Repeat every row below word for word, omitting the pictures.

— start Records supplied —

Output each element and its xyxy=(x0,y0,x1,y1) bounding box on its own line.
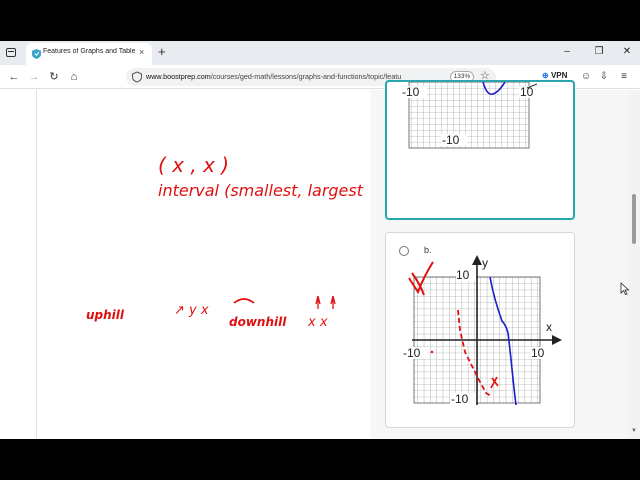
downloads-icon[interactable]: ⇩ xyxy=(596,69,612,85)
scroll-down-arrow[interactable]: ▼ xyxy=(631,428,637,434)
vpn-icon: ⊕ xyxy=(542,71,549,80)
url-path: /courses/ged-math/lessons/graphs-and-fun… xyxy=(210,72,402,81)
ink-downhill-arc xyxy=(233,298,255,304)
ink-annotations-layer: ( x , x ) interval (smallest, largest up… xyxy=(86,153,499,397)
screen: Features of Graphs and Tables ( × + – ❐ … xyxy=(0,0,640,480)
menu-icon[interactable]: ≡ xyxy=(616,69,632,85)
close-window-button[interactable]: ✕ xyxy=(620,45,634,59)
ink-up-arrows xyxy=(315,295,336,309)
ink-dot xyxy=(430,350,434,354)
maximize-button[interactable]: ❐ xyxy=(592,45,606,59)
url-host: www.boostprep.com xyxy=(146,72,211,81)
account-icon[interactable]: ☺ xyxy=(578,69,594,85)
minimize-button[interactable]: – xyxy=(560,45,574,59)
back-button[interactable]: ← xyxy=(6,69,22,85)
ink-downhill-marks: x x xyxy=(307,315,328,330)
ink-small-x xyxy=(490,376,499,389)
boostprep-favicon-icon xyxy=(32,49,41,59)
browser-window: Features of Graphs and Tables ( × + – ❐ … xyxy=(0,41,640,439)
tab-active[interactable]: Features of Graphs and Tables ( × xyxy=(26,43,152,65)
scrollbar-thumb[interactable] xyxy=(632,194,636,244)
ink-dashed-curve xyxy=(457,309,492,397)
mouse-cursor-icon xyxy=(620,282,630,295)
ink-uphill: uphill xyxy=(86,308,125,322)
vertical-scrollbar[interactable]: ▼ xyxy=(628,90,640,439)
site-info-icon[interactable] xyxy=(131,71,143,83)
vpn-button[interactable]: ⊕ VPN xyxy=(542,71,567,80)
ink-interval-caption: interval (smallest, largest xyxy=(158,181,364,200)
ink-cross-mark xyxy=(408,261,434,296)
vpn-label: VPN xyxy=(550,71,568,80)
ink-downhill: downhill xyxy=(229,315,287,329)
page-content: -10 10 -10 b. y x 10 -10 10 -10 y (x , … xyxy=(0,80,640,439)
new-tab-button[interactable]: + xyxy=(158,44,166,60)
reload-button[interactable]: ↻ xyxy=(46,69,62,85)
tab-title: Features of Graphs and Tables ( xyxy=(43,48,135,55)
ink-interval-notation: ( x , x ) xyxy=(158,153,229,177)
tab-actions-icon[interactable] xyxy=(4,46,18,60)
tab-close-icon[interactable]: × xyxy=(139,47,144,57)
home-button[interactable]: ⌂ xyxy=(66,69,82,85)
tab-strip: Features of Graphs and Tables ( × + – ❐ … xyxy=(0,41,640,65)
forward-button[interactable]: → xyxy=(26,69,42,85)
ink-uphill-marks: ↗ y x xyxy=(174,303,209,318)
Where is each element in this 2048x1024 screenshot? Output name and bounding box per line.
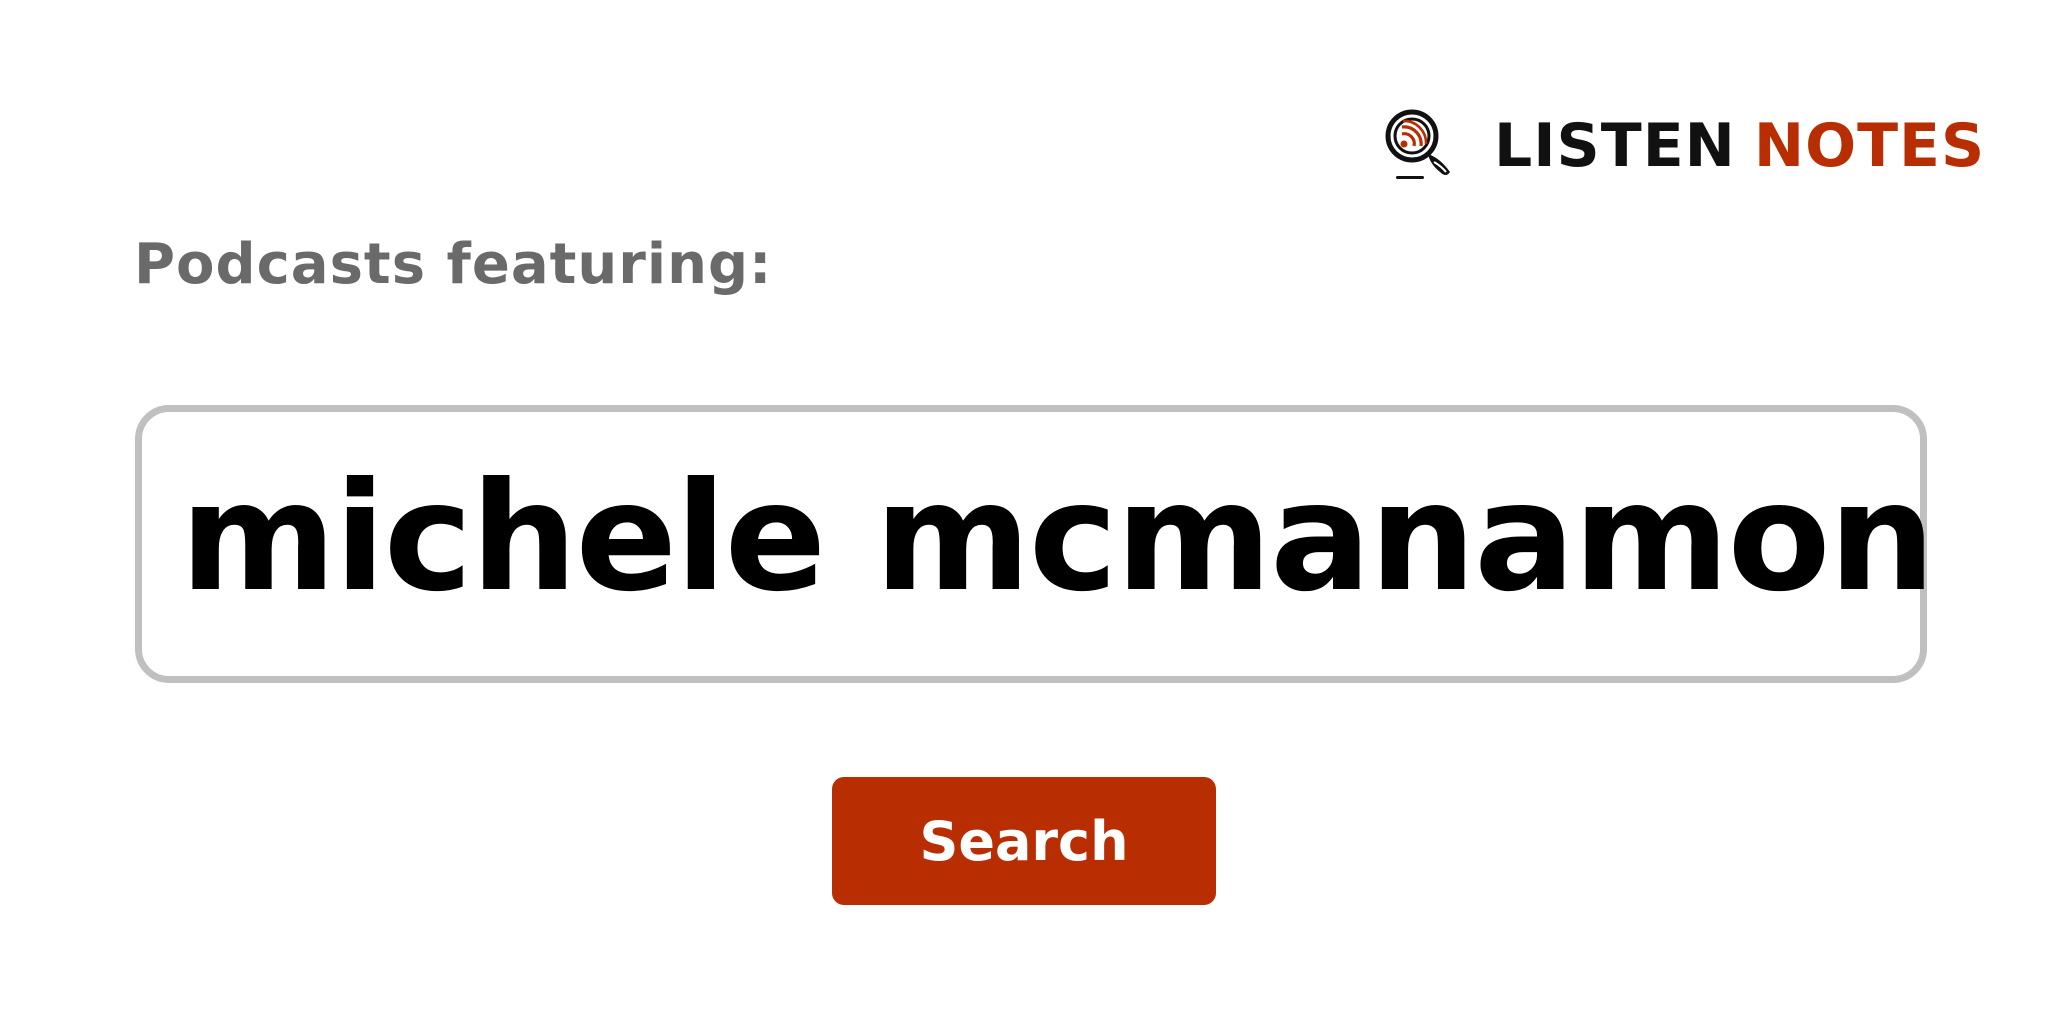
page: LISTEN NOTES Podcasts featuring: michele … — [0, 0, 2048, 1024]
logo-word-listen: LISTEN — [1494, 111, 1736, 181]
search-input-value[interactable]: michele mcmanamon — [180, 438, 1970, 638]
listen-notes-logo[interactable]: LISTEN NOTES — [1380, 106, 1985, 186]
search-button[interactable]: Search — [832, 777, 1216, 905]
logo-word-notes: NOTES — [1753, 111, 1986, 181]
logo-wordmark: LISTEN NOTES — [1494, 116, 1985, 176]
page-heading: Podcasts featuring: — [134, 232, 773, 297]
podcast-search-icon — [1385, 109, 1450, 179]
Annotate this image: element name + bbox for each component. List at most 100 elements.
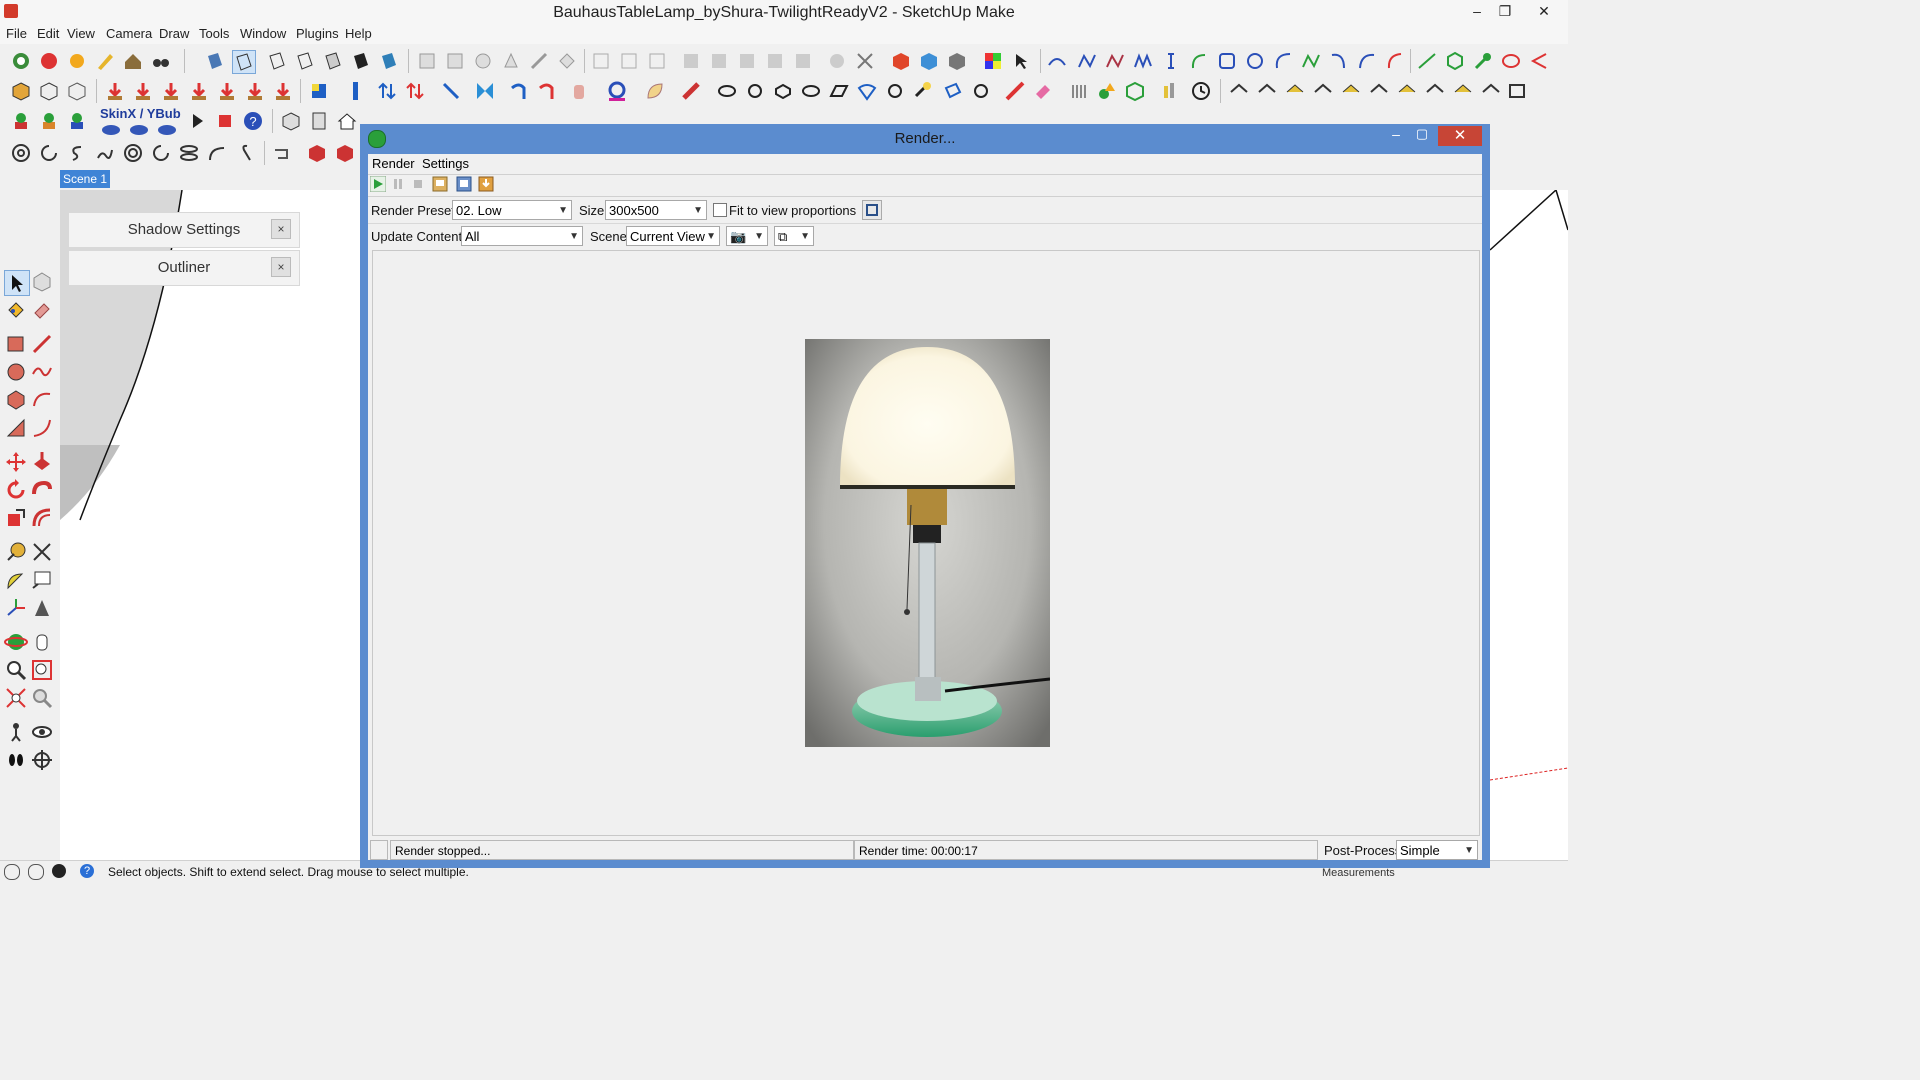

— end Records supplied —

Result for this task »
Output each element and its xyxy=(x0,y0,x1,y1) bounding box on its own line.
downloads-icon[interactable]: ⇩ xyxy=(596,69,612,85)
scroll-down-arrow[interactable]: ▼ xyxy=(631,428,637,434)
vpn-icon: ⊕ xyxy=(542,71,549,80)
url-path: /courses/ged-math/lessons/graphs-and-fun… xyxy=(210,72,402,81)
ink-downhill-arc xyxy=(233,298,255,304)
ink-annotations-layer: ( x , x ) interval (smallest, largest up… xyxy=(86,153,499,397)
screen: Features of Graphs and Tables ( × + – ❐ … xyxy=(0,0,640,480)
menu-icon[interactable]: ≡ xyxy=(616,69,632,85)
close-window-button[interactable]: ✕ xyxy=(620,45,634,59)
ink-up-arrows xyxy=(315,295,336,309)
ink-dot xyxy=(430,350,434,354)
maximize-button[interactable]: ❐ xyxy=(592,45,606,59)
url-host: www.boostprep.com xyxy=(146,72,211,81)
account-icon[interactable]: ☺ xyxy=(578,69,594,85)
minimize-button[interactable]: – xyxy=(560,45,574,59)
back-button[interactable]: ← xyxy=(6,69,22,85)
ink-downhill-marks: x x xyxy=(307,315,328,330)
ink-small-x xyxy=(490,376,499,389)
boostprep-favicon-icon xyxy=(32,49,41,59)
browser-window: Features of Graphs and Tables ( × + – ❐ … xyxy=(0,41,640,439)
tab-active[interactable]: Features of Graphs and Tables ( × xyxy=(26,43,152,65)
scrollbar-thumb[interactable] xyxy=(632,194,636,244)
ink-dashed-curve xyxy=(457,309,492,397)
mouse-cursor-icon xyxy=(620,282,630,295)
ink-uphill: uphill xyxy=(86,308,125,322)
vertical-scrollbar[interactable]: ▼ xyxy=(628,90,640,439)
site-info-icon[interactable] xyxy=(131,71,143,83)
vpn-button[interactable]: ⊕ VPN xyxy=(542,71,567,80)
ink-interval-caption: interval (smallest, largest xyxy=(158,181,364,200)
ink-cross-mark xyxy=(408,261,434,296)
vpn-label: VPN xyxy=(550,71,568,80)
ink-downhill: downhill xyxy=(229,315,287,329)
page-content: -10 10 -10 b. y x 10 -10 10 -10 y (x , … xyxy=(0,80,640,439)
new-tab-button[interactable]: + xyxy=(158,44,166,60)
reload-button[interactable]: ↻ xyxy=(46,69,62,85)
tab-title: Features of Graphs and Tables ( xyxy=(43,48,135,55)
ink-interval-notation: ( x , x ) xyxy=(158,153,229,177)
tab-actions-icon[interactable] xyxy=(4,46,18,60)
tab-close-icon[interactable]: × xyxy=(139,47,144,57)
home-button[interactable]: ⌂ xyxy=(66,69,82,85)
tab-strip: Features of Graphs and Tables ( × + – ❐ … xyxy=(0,41,640,65)
forward-button[interactable]: → xyxy=(26,69,42,85)
ink-uphill-marks: ↗ y x xyxy=(174,303,209,318)
Where is each element in this 2048x1024 screenshot? Output name and bounding box per line.
page: LISTEN NOTES Podcasts featuring: michele … — [0, 0, 2048, 1024]
logo-word-listen: LISTEN — [1494, 111, 1736, 181]
search-input-value[interactable]: michele mcmanamon — [180, 438, 1970, 638]
listen-notes-logo[interactable]: LISTEN NOTES — [1380, 106, 1985, 186]
search-button[interactable]: Search — [832, 777, 1216, 905]
logo-word-notes: NOTES — [1753, 111, 1986, 181]
logo-wordmark: LISTEN NOTES — [1494, 116, 1985, 176]
page-heading: Podcasts featuring: — [134, 232, 773, 297]
podcast-search-icon — [1385, 109, 1450, 179]
Annotate this image: element name + bbox for each component. List at most 100 elements.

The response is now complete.